▶ _Your objective_:
Make an exact copy of all the material below, apart from the pictures.

---------------

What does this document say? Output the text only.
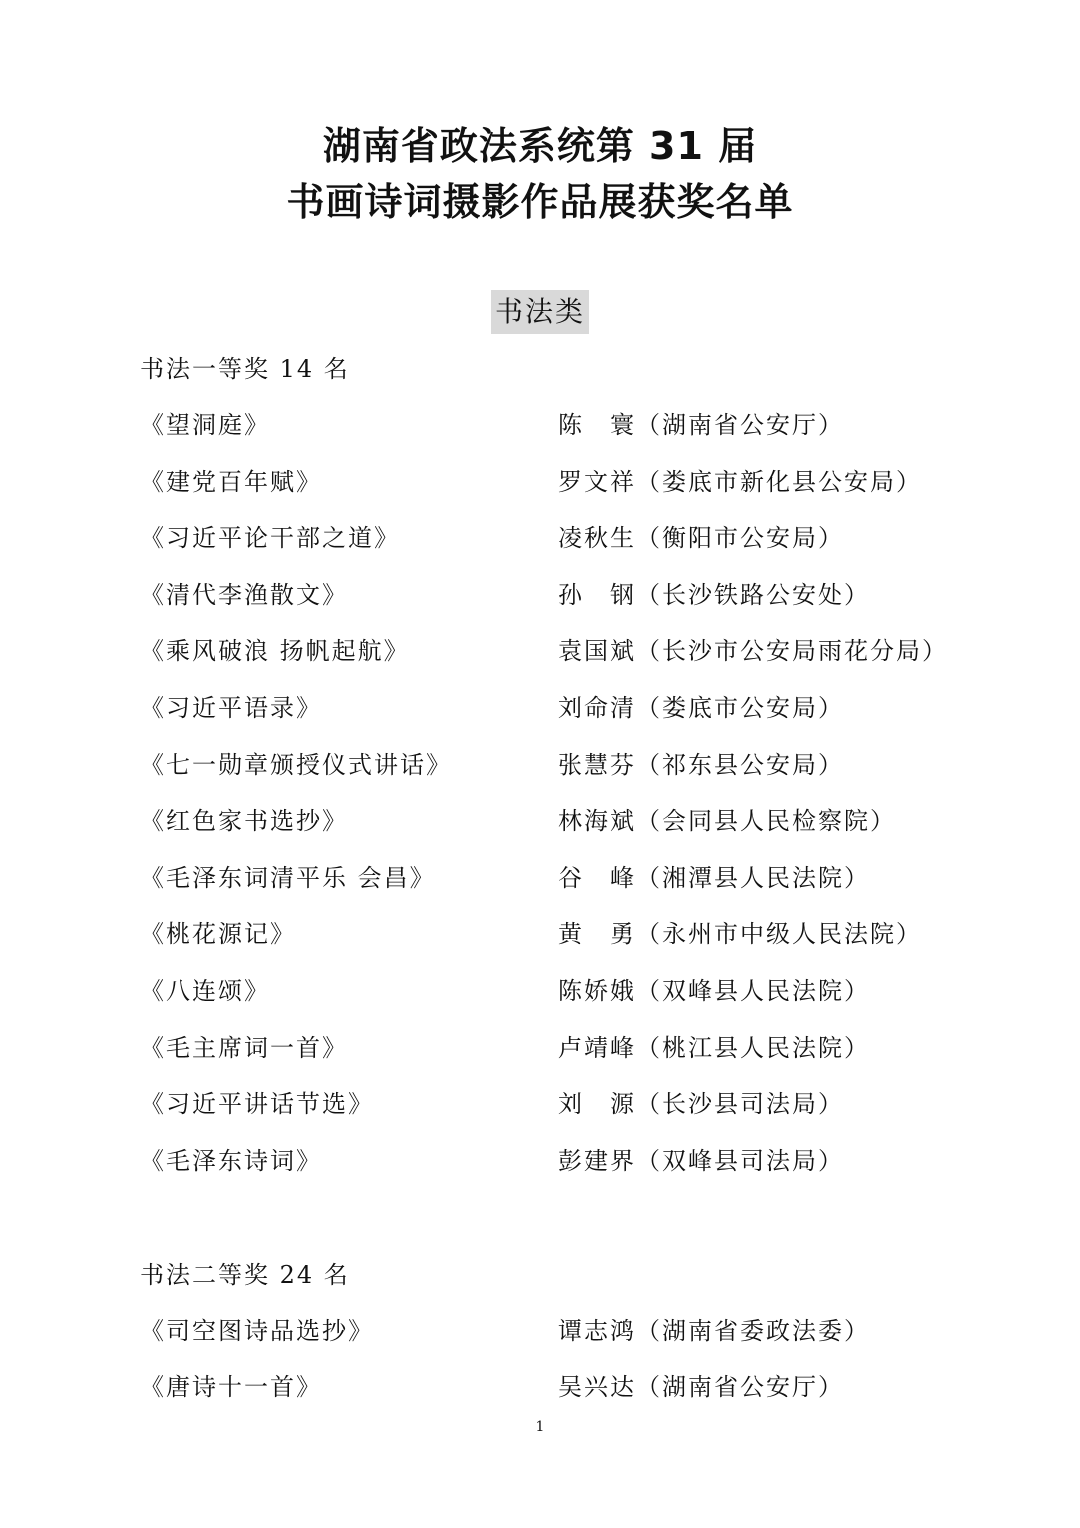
湖南省政法系统第 31 届
书画诗词摄影作品展获奖名单
书法类
书法一等奖 14 名
《望洞庭》	陈　寰（湖南省公安厅）
《建党百年赋》	罗文祥（娄底市新化县公安局）
《习近平论干部之道》	凌秋生（衡阳市公安局）
《清代李渔散文》	孙　钢（长沙铁路公安处）
《乘风破浪 扬帆起航》	袁国斌（长沙市公安局雨花分局）
《习近平语录》	刘命清（娄底市公安局）
《七一勋章颁授仪式讲话》	张慧芬（祁东县公安局）
《红色家书选抄》	林海斌（会同县人民检察院）
《毛泽东词清平乐 会昌》	谷　峰（湘潭县人民法院）
《桃花源记》	黄　勇（永州市中级人民法院）
《八连颂》	陈娇娥（双峰县人民法院）
《毛主席词一首》	卢靖峰（桃江县人民法院）
《习近平讲话节选》	刘　源（长沙县司法局）
《毛泽东诗词》	彭建界（双峰县司法局）
书法二等奖 24 名
《司空图诗品选抄》	谭志鸿（湖南省委政法委）
《唐诗十一首》	吴兴达（湖南省公安厅）
1
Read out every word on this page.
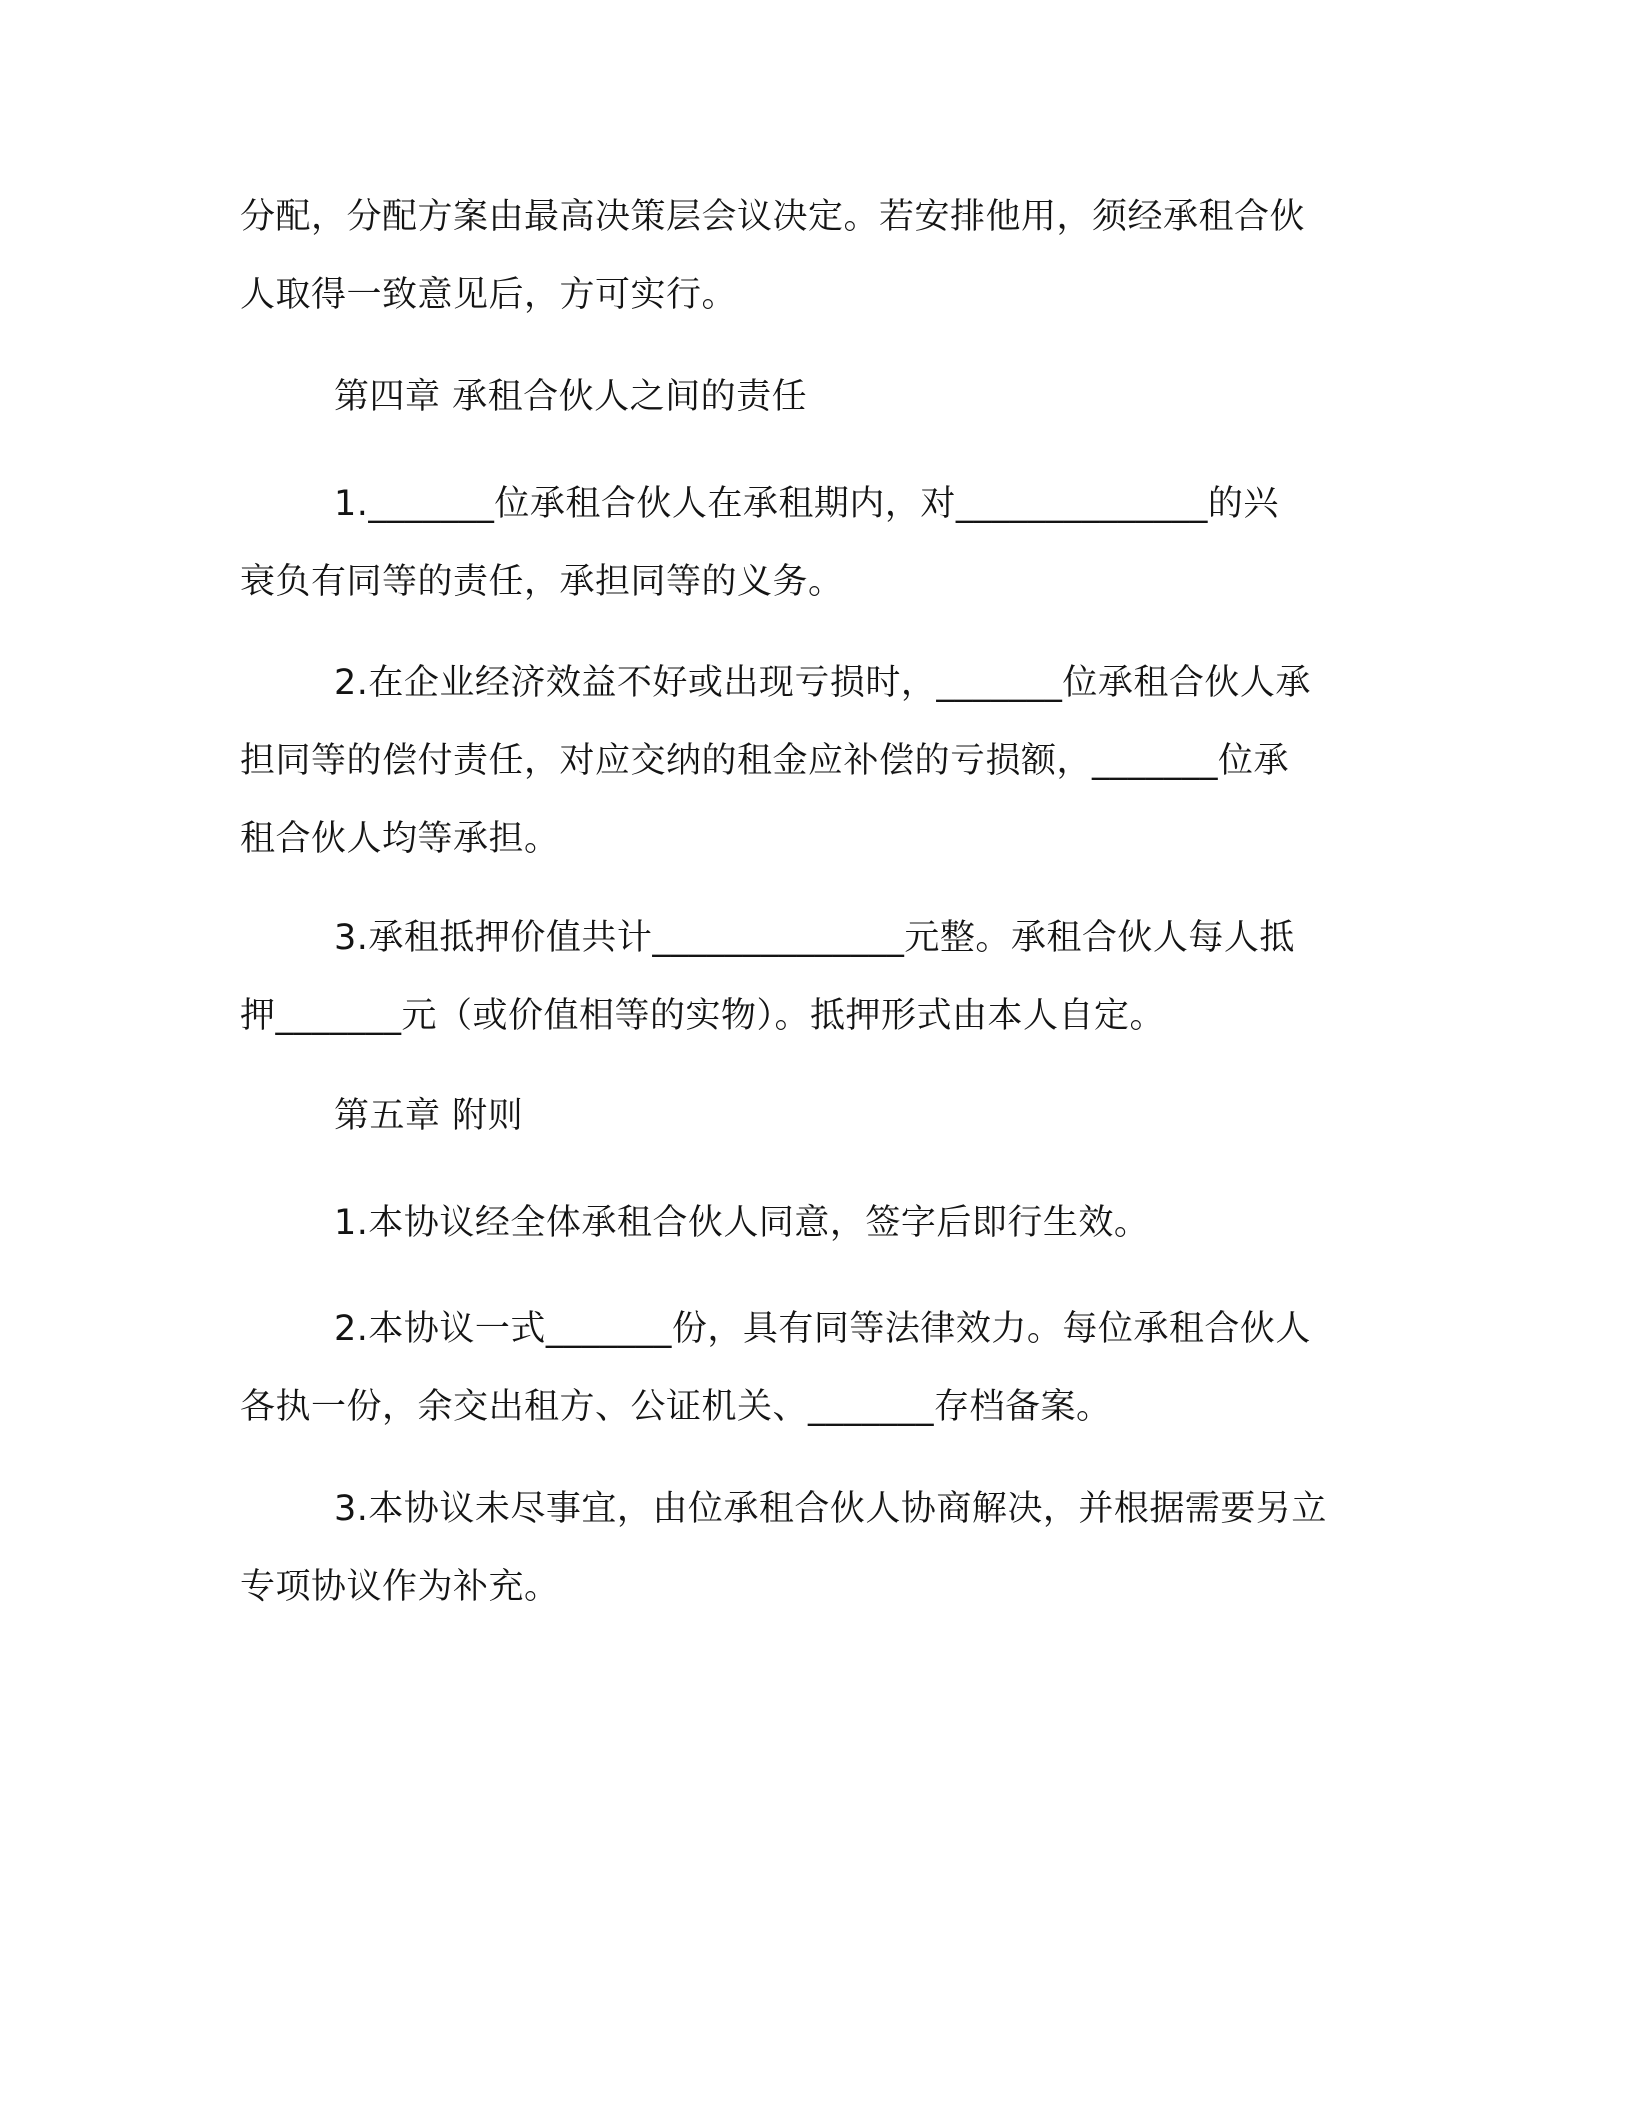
分配，分配方案由最高决策层会议决定。若安排他用，须经承租合伙
人取得一致意见后，方可实行。
第四章 承租合伙人之间的责任
1._______位承租合伙人在承租期内，对______________的兴
衰负有同等的责任，承担同等的义务。
2.在企业经济效益不好或出现亏损时，_______位承租合伙人承
担同等的偿付责任，对应交纳的租金应补偿的亏损额，_______位承
租合伙人均等承担。
3.承租抵押价值共计______________元整。承租合伙人每人抵
押_______元（或价值相等的实物）。抵押形式由本人自定。
第五章 附则
1.本协议经全体承租合伙人同意，签字后即行生效。
2.本协议一式_______份，具有同等法律效力。每位承租合伙人
各执一份，余交出租方、公证机关、_______存档备案。
3.本协议未尽事宜，由位承租合伙人协商解决，并根据需要另立
专项协议作为补充。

---------------

▶ _Completed task_:
What does this document say? Output the text only.
湖南省政法系统第 31 届
书画诗词摄影作品展获奖名单
书法类
书法一等奖 14 名
《望洞庭》	陈　寰（湖南省公安厅）
《建党百年赋》	罗文祥（娄底市新化县公安局）
《习近平论干部之道》	凌秋生（衡阳市公安局）
《清代李渔散文》	孙　钢（长沙铁路公安处）
《乘风破浪 扬帆起航》	袁国斌（长沙市公安局雨花分局）
《习近平语录》	刘命清（娄底市公安局）
《七一勋章颁授仪式讲话》	张慧芬（祁东县公安局）
《红色家书选抄》	林海斌（会同县人民检察院）
《毛泽东词清平乐 会昌》	谷　峰（湘潭县人民法院）
《桃花源记》	黄　勇（永州市中级人民法院）
《八连颂》	陈娇娥（双峰县人民法院）
《毛主席词一首》	卢靖峰（桃江县人民法院）
《习近平讲话节选》	刘　源（长沙县司法局）
《毛泽东诗词》	彭建界（双峰县司法局）
书法二等奖 24 名
《司空图诗品选抄》	谭志鸿（湖南省委政法委）
《唐诗十一首》	吴兴达（湖南省公安厅）
1
Read out every word on this page.
分配，分配方案由最高决策层会议决定。若安排他用，须经承租合伙
人取得一致意见后，方可实行。
第四章 承租合伙人之间的责任
1._______位承租合伙人在承租期内，对______________的兴
衰负有同等的责任，承担同等的义务。
2.在企业经济效益不好或出现亏损时，_______位承租合伙人承
担同等的偿付责任，对应交纳的租金应补偿的亏损额，_______位承
租合伙人均等承担。
3.承租抵押价值共计______________元整。承租合伙人每人抵
押_______元（或价值相等的实物）。抵押形式由本人自定。
第五章 附则
1.本协议经全体承租合伙人同意，签字后即行生效。
2.本协议一式_______份，具有同等法律效力。每位承租合伙人
各执一份，余交出租方、公证机关、_______存档备案。
3.本协议未尽事宜，由位承租合伙人协商解决，并根据需要另立
专项协议作为补充。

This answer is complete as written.